## Begin STORED RECORDS

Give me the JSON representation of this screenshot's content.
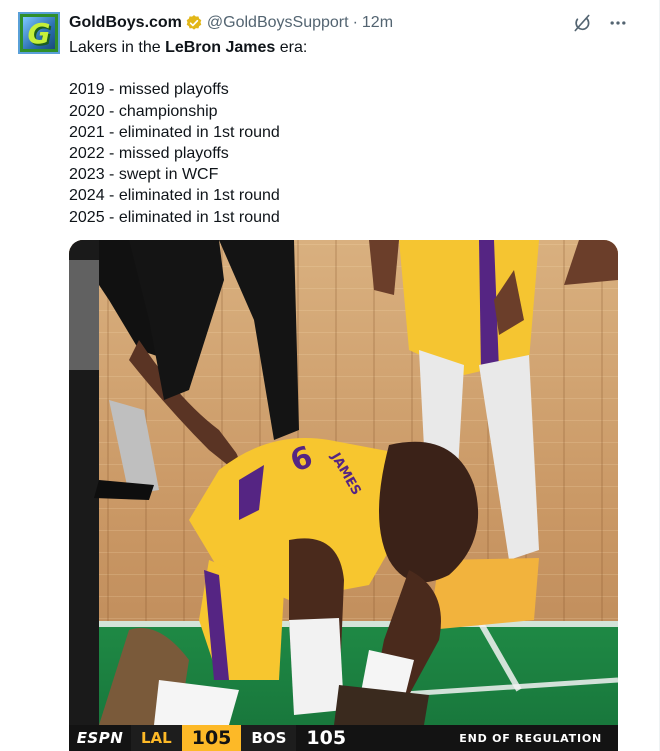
{
  "tweet": {
    "display_name": "GoldBoys.com",
    "handle": "@GoldBoysSupport",
    "separator": "·",
    "time": "12m",
    "avatar_letter": "G",
    "text_intro_prefix": "Lakers in the ",
    "text_intro_bold": "LeBron James",
    "text_intro_suffix": " era:",
    "lines": [
      "2019 - missed playoffs",
      "2020 - championship",
      "2021 - eliminated in 1st round",
      "2022 - missed playoffs",
      "2023 - swept in WCF",
      "2024 - eliminated in 1st round",
      "2025 - eliminated in 1st round"
    ]
  },
  "icons": {
    "verified": "verified-badge-icon",
    "grok": "grok-icon",
    "more": "more-icon"
  },
  "media": {
    "jersey_number": "6",
    "jersey_name": "JAMES",
    "scoreboard": {
      "network": "ESPN",
      "away_abbr": "LAL",
      "away_score": "105",
      "home_abbr": "BOS",
      "home_score": "105",
      "status": "END OF REGULATION"
    }
  },
  "colors": {
    "lakers_gold": "#fdb927",
    "lakers_purple": "#552583",
    "verified_gold": "#e2b719",
    "text_secondary": "#536471"
  }
}
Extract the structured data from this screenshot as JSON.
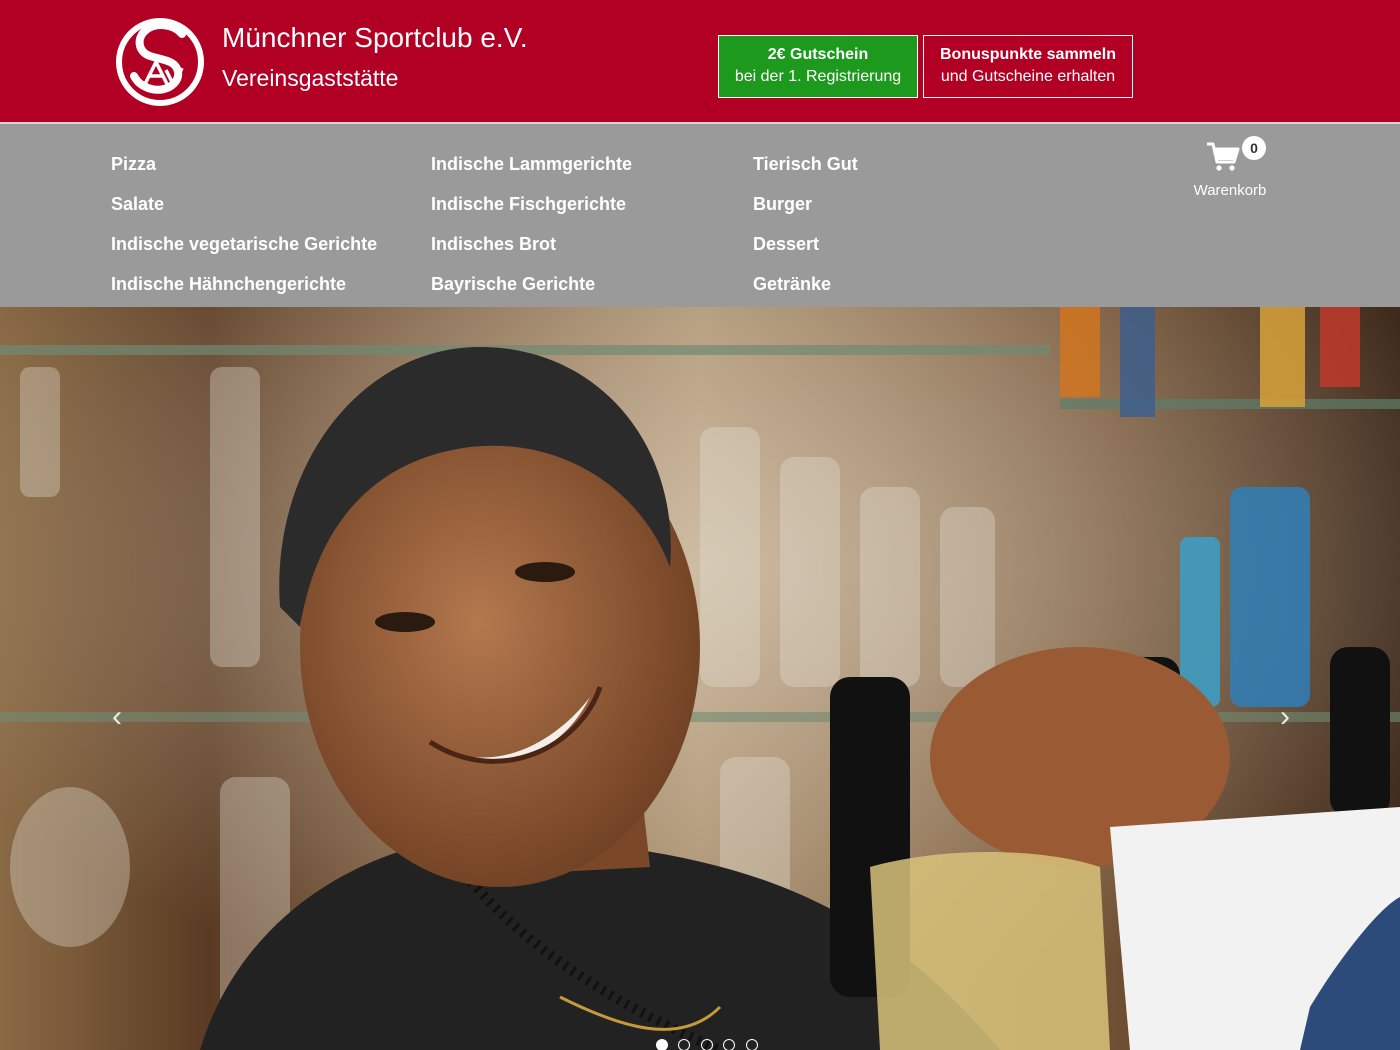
{
  "header": {
    "club_name": "Münchner Sportclub e.V.",
    "club_subtitle": "Vereinsgaststätte",
    "promo_voucher": {
      "line1": "2€ Gutschein",
      "line2": "bei der 1. Registrierung"
    },
    "promo_points": {
      "line1": "Bonuspunkte sammeln",
      "line2": "und Gutscheine erhalten"
    }
  },
  "nav": {
    "col1": [
      "Pizza",
      "Salate",
      "Indische vegetarische Gerichte",
      "Indische Hähnchengerichte"
    ],
    "col2": [
      "Indische Lammgerichte",
      "Indische Fischgerichte",
      "Indisches Brot",
      "Bayrische Gerichte"
    ],
    "col3": [
      "Tierisch Gut",
      "Burger",
      "Dessert",
      "Getränke"
    ]
  },
  "cart": {
    "count": "0",
    "label": "Warenkorb"
  },
  "slider": {
    "prev_icon": "chevron-left-icon",
    "next_icon": "chevron-right-icon",
    "slide_count": 5,
    "active_slide": 1
  },
  "colors": {
    "brand_red": "#b10023",
    "promo_green": "#1d9a1d",
    "nav_gray": "#9a9a9a"
  }
}
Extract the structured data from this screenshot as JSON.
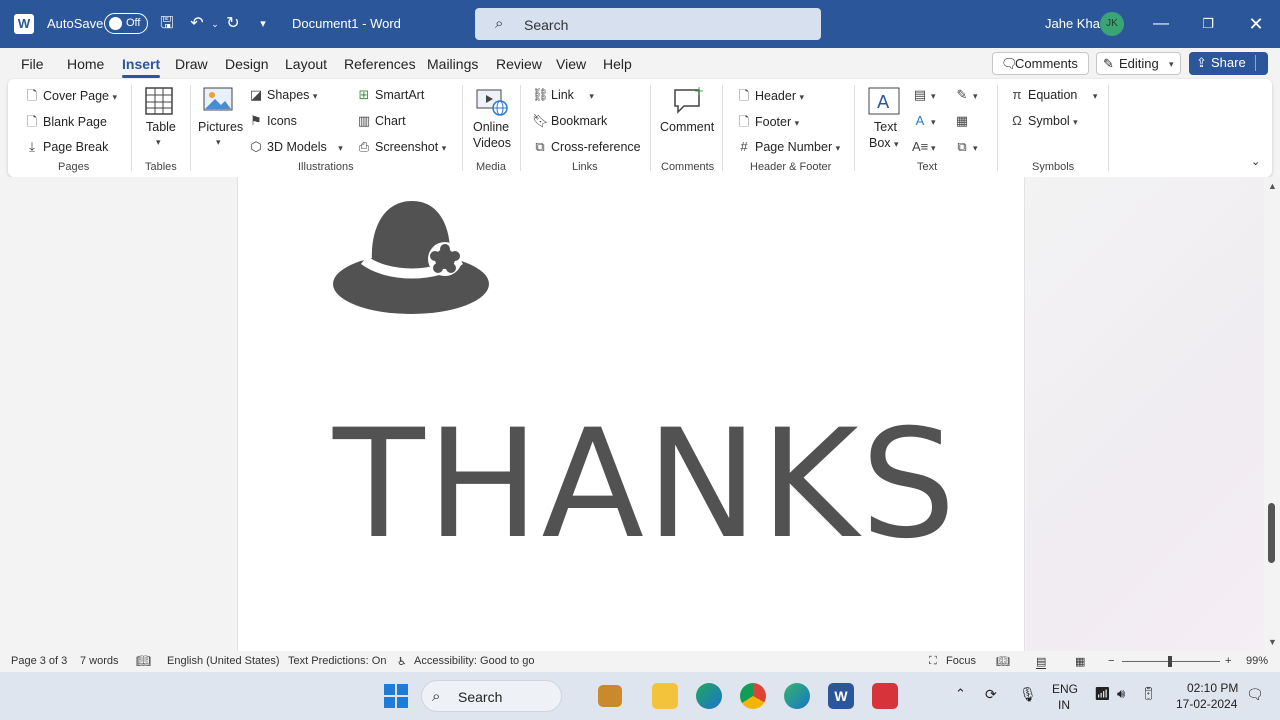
{
  "titlebar": {
    "autosave_label": "AutoSave",
    "autosave_state": "Off",
    "document_title": "Document1",
    "separator": "-",
    "app_name": "Word",
    "search_placeholder": "Search",
    "user_name": "Jahe Kha",
    "user_initials": "JK"
  },
  "menu": {
    "tabs": [
      "File",
      "Home",
      "Insert",
      "Draw",
      "Design",
      "Layout",
      "References",
      "Mailings",
      "Review",
      "View",
      "Help"
    ],
    "active_tab": "Insert",
    "comments_label": "Comments",
    "editing_label": "Editing",
    "share_label": "Share"
  },
  "ribbon": {
    "pages": {
      "cover_page": "Cover Page",
      "blank_page": "Blank Page",
      "page_break": "Page Break",
      "group": "Pages"
    },
    "tables": {
      "table": "Table",
      "group": "Tables"
    },
    "illustrations": {
      "pictures": "Pictures",
      "shapes": "Shapes",
      "icons": "Icons",
      "models_3d": "3D Models",
      "smartart": "SmartArt",
      "chart": "Chart",
      "screenshot": "Screenshot",
      "group": "Illustrations"
    },
    "media": {
      "online_videos_1": "Online",
      "online_videos_2": "Videos",
      "group": "Media"
    },
    "links": {
      "link": "Link",
      "bookmark": "Bookmark",
      "cross_reference": "Cross-reference",
      "group": "Links"
    },
    "comments": {
      "comment": "Comment",
      "group": "Comments"
    },
    "header_footer": {
      "header": "Header",
      "footer": "Footer",
      "page_number": "Page Number",
      "group": "Header & Footer"
    },
    "text": {
      "text_box_1": "Text",
      "text_box_2": "Box",
      "group": "Text"
    },
    "symbols": {
      "equation": "Equation",
      "symbol": "Symbol",
      "group": "Symbols"
    }
  },
  "document": {
    "heading_text": "THANKS"
  },
  "statusbar": {
    "page": "Page 3 of 3",
    "words": "7 words",
    "language": "English (United States)",
    "text_predictions": "Text Predictions: On",
    "accessibility": "Accessibility: Good to go",
    "focus": "Focus",
    "zoom": "99%"
  },
  "taskbar": {
    "search_label": "Search",
    "lang_line1": "ENG",
    "lang_line2": "IN",
    "time": "02:10 PM",
    "date": "17-02-2024"
  },
  "colors": {
    "word_blue": "#2b579a",
    "avatar_green": "#3aa475",
    "thanks_gray": "#525252"
  }
}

## End STORED RECORDS

# TO BE DONE:
Quote the preceding records in their entirety, excluding every picture.

# RESULT FOR THIS EXERCISE:
Give me the JSON representation of this screenshot's content.
{
  "tweet": {
    "display_name": "GoldBoys.com",
    "handle": "@GoldBoysSupport",
    "separator": "·",
    "time": "12m",
    "avatar_letter": "G",
    "text_intro_prefix": "Lakers in the ",
    "text_intro_bold": "LeBron James",
    "text_intro_suffix": " era:",
    "lines": [
      "2019 - missed playoffs",
      "2020 - championship",
      "2021 - eliminated in 1st round",
      "2022 - missed playoffs",
      "2023 - swept in WCF",
      "2024 - eliminated in 1st round",
      "2025 - eliminated in 1st round"
    ]
  },
  "icons": {
    "verified": "verified-badge-icon",
    "grok": "grok-icon",
    "more": "more-icon"
  },
  "media": {
    "jersey_number": "6",
    "jersey_name": "JAMES",
    "scoreboard": {
      "network": "ESPN",
      "away_abbr": "LAL",
      "away_score": "105",
      "home_abbr": "BOS",
      "home_score": "105",
      "status": "END OF REGULATION"
    }
  },
  "colors": {
    "lakers_gold": "#fdb927",
    "lakers_purple": "#552583",
    "verified_gold": "#e2b719",
    "text_secondary": "#536471"
  }
}
Extract the structured data from this screenshot as JSON.
{
  "header": {
    "club_name": "Münchner Sportclub e.V.",
    "club_subtitle": "Vereinsgaststätte",
    "promo_voucher": {
      "line1": "2€ Gutschein",
      "line2": "bei der 1. Registrierung"
    },
    "promo_points": {
      "line1": "Bonuspunkte sammeln",
      "line2": "und Gutscheine erhalten"
    }
  },
  "nav": {
    "col1": [
      "Pizza",
      "Salate",
      "Indische vegetarische Gerichte",
      "Indische Hähnchengerichte"
    ],
    "col2": [
      "Indische Lammgerichte",
      "Indische Fischgerichte",
      "Indisches Brot",
      "Bayrische Gerichte"
    ],
    "col3": [
      "Tierisch Gut",
      "Burger",
      "Dessert",
      "Getränke"
    ]
  },
  "cart": {
    "count": "0",
    "label": "Warenkorb"
  },
  "slider": {
    "prev_icon": "chevron-left-icon",
    "next_icon": "chevron-right-icon",
    "slide_count": 5,
    "active_slide": 1
  },
  "colors": {
    "brand_red": "#b10023",
    "promo_green": "#1d9a1d",
    "nav_gray": "#9a9a9a"
  }
}
Extract the structured data from this screenshot as JSON.
{
  "titlebar": {
    "autosave_label": "AutoSave",
    "autosave_state": "Off",
    "document_title": "Document1",
    "separator": "-",
    "app_name": "Word",
    "search_placeholder": "Search",
    "user_name": "Jahe Kha",
    "user_initials": "JK"
  },
  "menu": {
    "tabs": [
      "File",
      "Home",
      "Insert",
      "Draw",
      "Design",
      "Layout",
      "References",
      "Mailings",
      "Review",
      "View",
      "Help"
    ],
    "active_tab": "Insert",
    "comments_label": "Comments",
    "editing_label": "Editing",
    "share_label": "Share"
  },
  "ribbon": {
    "pages": {
      "cover_page": "Cover Page",
      "blank_page": "Blank Page",
      "page_break": "Page Break",
      "group": "Pages"
    },
    "tables": {
      "table": "Table",
      "group": "Tables"
    },
    "illustrations": {
      "pictures": "Pictures",
      "shapes": "Shapes",
      "icons": "Icons",
      "models_3d": "3D Models",
      "smartart": "SmartArt",
      "chart": "Chart",
      "screenshot": "Screenshot",
      "group": "Illustrations"
    },
    "media": {
      "online_videos_1": "Online",
      "online_videos_2": "Videos",
      "group": "Media"
    },
    "links": {
      "link": "Link",
      "bookmark": "Bookmark",
      "cross_reference": "Cross-reference",
      "group": "Links"
    },
    "comments": {
      "comment": "Comment",
      "group": "Comments"
    },
    "header_footer": {
      "header": "Header",
      "footer": "Footer",
      "page_number": "Page Number",
      "group": "Header & Footer"
    },
    "text": {
      "text_box_1": "Text",
      "text_box_2": "Box",
      "group": "Text"
    },
    "symbols": {
      "equation": "Equation",
      "symbol": "Symbol",
      "group": "Symbols"
    }
  },
  "document": {
    "heading_text": "THANKS"
  },
  "statusbar": {
    "page": "Page 3 of 3",
    "words": "7 words",
    "language": "English (United States)",
    "text_predictions": "Text Predictions: On",
    "accessibility": "Accessibility: Good to go",
    "focus": "Focus",
    "zoom": "99%"
  },
  "taskbar": {
    "search_label": "Search",
    "lang_line1": "ENG",
    "lang_line2": "IN",
    "time": "02:10 PM",
    "date": "17-02-2024"
  },
  "colors": {
    "word_blue": "#2b579a",
    "avatar_green": "#3aa475",
    "thanks_gray": "#525252"
  }
}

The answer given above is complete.